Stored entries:
####

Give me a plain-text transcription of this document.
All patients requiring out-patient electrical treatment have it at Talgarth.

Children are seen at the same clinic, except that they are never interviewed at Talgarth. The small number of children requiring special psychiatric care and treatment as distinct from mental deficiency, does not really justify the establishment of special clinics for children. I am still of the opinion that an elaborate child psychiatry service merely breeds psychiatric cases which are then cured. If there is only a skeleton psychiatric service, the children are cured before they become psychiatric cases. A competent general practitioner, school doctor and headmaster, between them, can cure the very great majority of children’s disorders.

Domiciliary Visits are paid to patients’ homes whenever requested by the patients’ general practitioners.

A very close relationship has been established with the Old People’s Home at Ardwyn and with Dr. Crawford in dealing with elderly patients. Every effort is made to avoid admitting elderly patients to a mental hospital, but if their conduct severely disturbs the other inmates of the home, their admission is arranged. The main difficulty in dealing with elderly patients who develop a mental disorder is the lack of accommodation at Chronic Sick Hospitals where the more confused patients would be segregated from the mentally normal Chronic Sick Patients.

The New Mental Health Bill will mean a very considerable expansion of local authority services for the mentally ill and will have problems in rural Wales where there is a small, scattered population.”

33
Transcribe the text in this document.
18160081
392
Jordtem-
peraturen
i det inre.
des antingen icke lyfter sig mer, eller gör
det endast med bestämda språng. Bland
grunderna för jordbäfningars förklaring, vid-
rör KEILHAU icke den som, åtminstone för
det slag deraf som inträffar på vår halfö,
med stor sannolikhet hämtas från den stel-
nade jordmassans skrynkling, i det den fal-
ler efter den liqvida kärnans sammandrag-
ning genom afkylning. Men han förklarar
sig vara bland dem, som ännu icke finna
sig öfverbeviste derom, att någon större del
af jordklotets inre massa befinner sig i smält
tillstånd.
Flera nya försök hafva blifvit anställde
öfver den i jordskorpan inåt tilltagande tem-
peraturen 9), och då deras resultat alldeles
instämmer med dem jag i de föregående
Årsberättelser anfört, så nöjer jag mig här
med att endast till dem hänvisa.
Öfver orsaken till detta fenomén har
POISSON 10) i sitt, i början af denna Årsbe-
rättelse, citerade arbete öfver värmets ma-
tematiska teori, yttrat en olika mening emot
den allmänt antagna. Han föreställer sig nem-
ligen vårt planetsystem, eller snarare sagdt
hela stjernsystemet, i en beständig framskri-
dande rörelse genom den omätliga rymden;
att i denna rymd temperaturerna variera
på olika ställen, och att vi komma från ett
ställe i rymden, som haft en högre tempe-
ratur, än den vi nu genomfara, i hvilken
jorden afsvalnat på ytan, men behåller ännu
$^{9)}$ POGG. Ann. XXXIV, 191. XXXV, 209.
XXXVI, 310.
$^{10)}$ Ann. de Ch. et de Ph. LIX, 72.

####

▶ _WHAT THE TASK REQUIRES_
Count the lines above that contain the word "where", and reply with only that number.

▶ _TASK RESULT_
2